## Problem Tanımı:
Sayfa alıntısına göre Mertcan Titiz hangi partide hangi görevi yürütüyor?

## Sayfa Alıntısı:
Kalıcı barış ve gerçek anlamda demokratikleşmenin gerçekleşmesi için sosyalistlere büyük sorumluluk düştüğünü belirten Titiz, “Faşizmi kurumsallaştırmak için çabalayan siyasal iktidarın karşısında en geniş antifaşist halk hareketini inşa etmek, bu sorumluluğun temel hedefi olmalı” dedi
PKK lideri Abdullah Öcalan’ın çağrısıyla başlayan “Barış ve Demokratik Toplum Süreci”ni değerlendiren Sosyalist Yeniden Kuruluş Partisi (SYKP) Eş Genel Başkanı Mertcan Titiz, “Silahların susması yeni bir mücadele biçiminin başlangıcıdır” dedi.
PKK’nin kendini feshetmesinin ardından başlayan yeni çözüm sürecine ilişkin görüş ve önerini bianet’e anlatan SYKP Eş Genel Başkanı Mertcan Titiz, “Süreç, toplumsal mücadele için önemli bir fırsat penceresi sunuyor. Silahlı çatışmaların sona ermesi, toplumsal muhalefetin nefes almasını, örgütlenmesini ve yeniden inisiyatif almasına imkan oluşturuyor” ifadelerini kullandı.
PKK’nin fesih kararı sonucu silahsız mücadele dönemi başladı. Bu yeni dönemi halkların mücadele tarihi açısından nasıl değerlendiriyorsunuz?
Silahlı mücadeleyle şekillenmiş bir dönemin son bulmasını, bir yenilgi olarak değil; mücadele araçlarının, siyasal konjonktüre, kazanımlara, yerel / bölgesel / küresel toplumsal ve siyasal koşullardaki değişime uygun şekilde yeniden düzenlenmesi olarak değerlendiriyorum. Bu tür dönüşümler, dünya halklarının mücadele tarihinde çeşitli örneklerle yaşanmış, silahlı biçimlerin sivil ve siyasal alanlara evrilmesiyle daha geniş toplumsal kesimlerin sürece katılımı mümkün hale gelmiştir.

## Gösterilen Veriler:
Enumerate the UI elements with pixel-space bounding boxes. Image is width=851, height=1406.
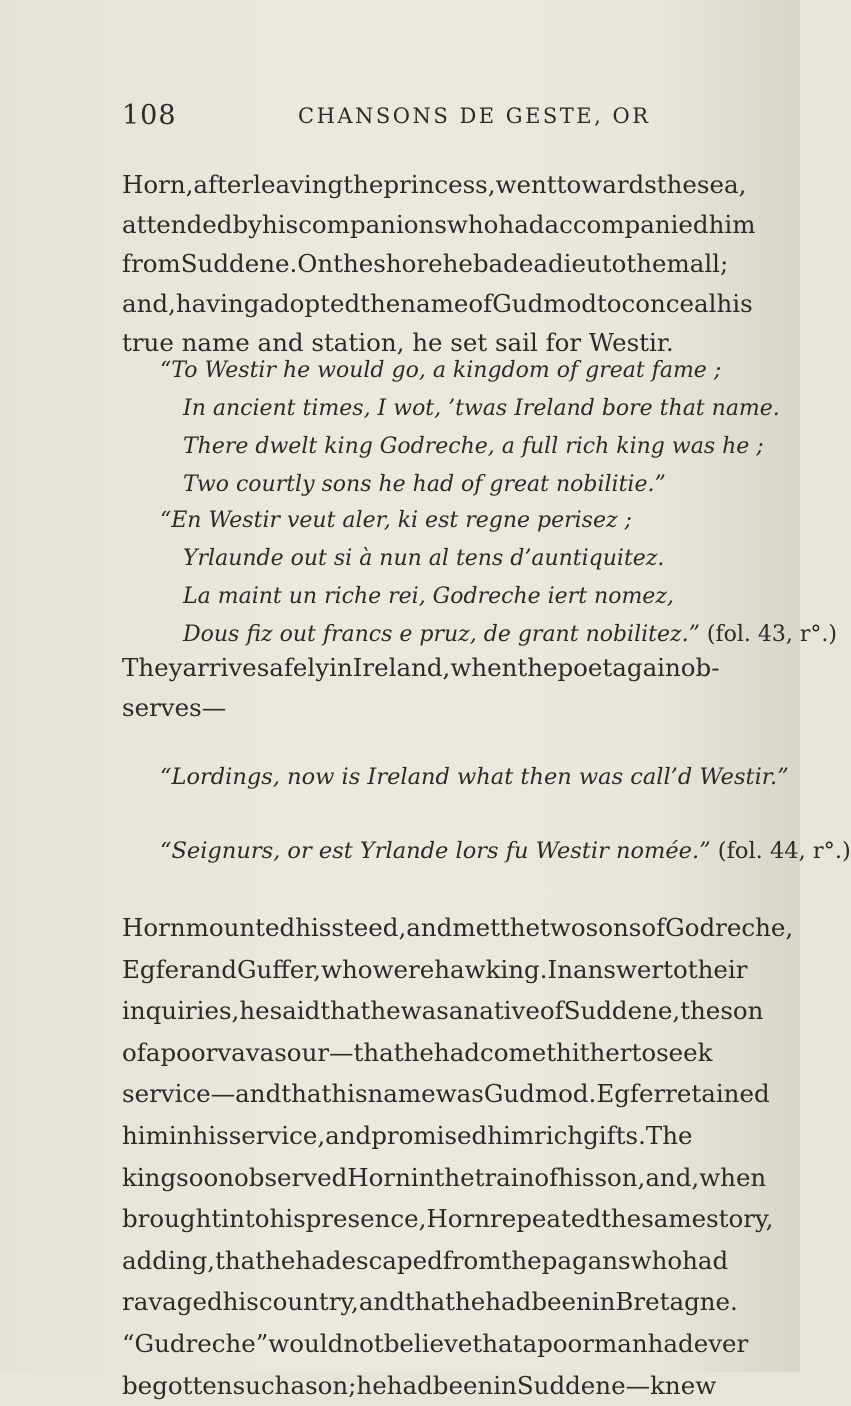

## Problem Çözümü:
Sosyalist Yeniden Kuruluş Partisi'nin (SYKP) Eş Genel Başkanıdır.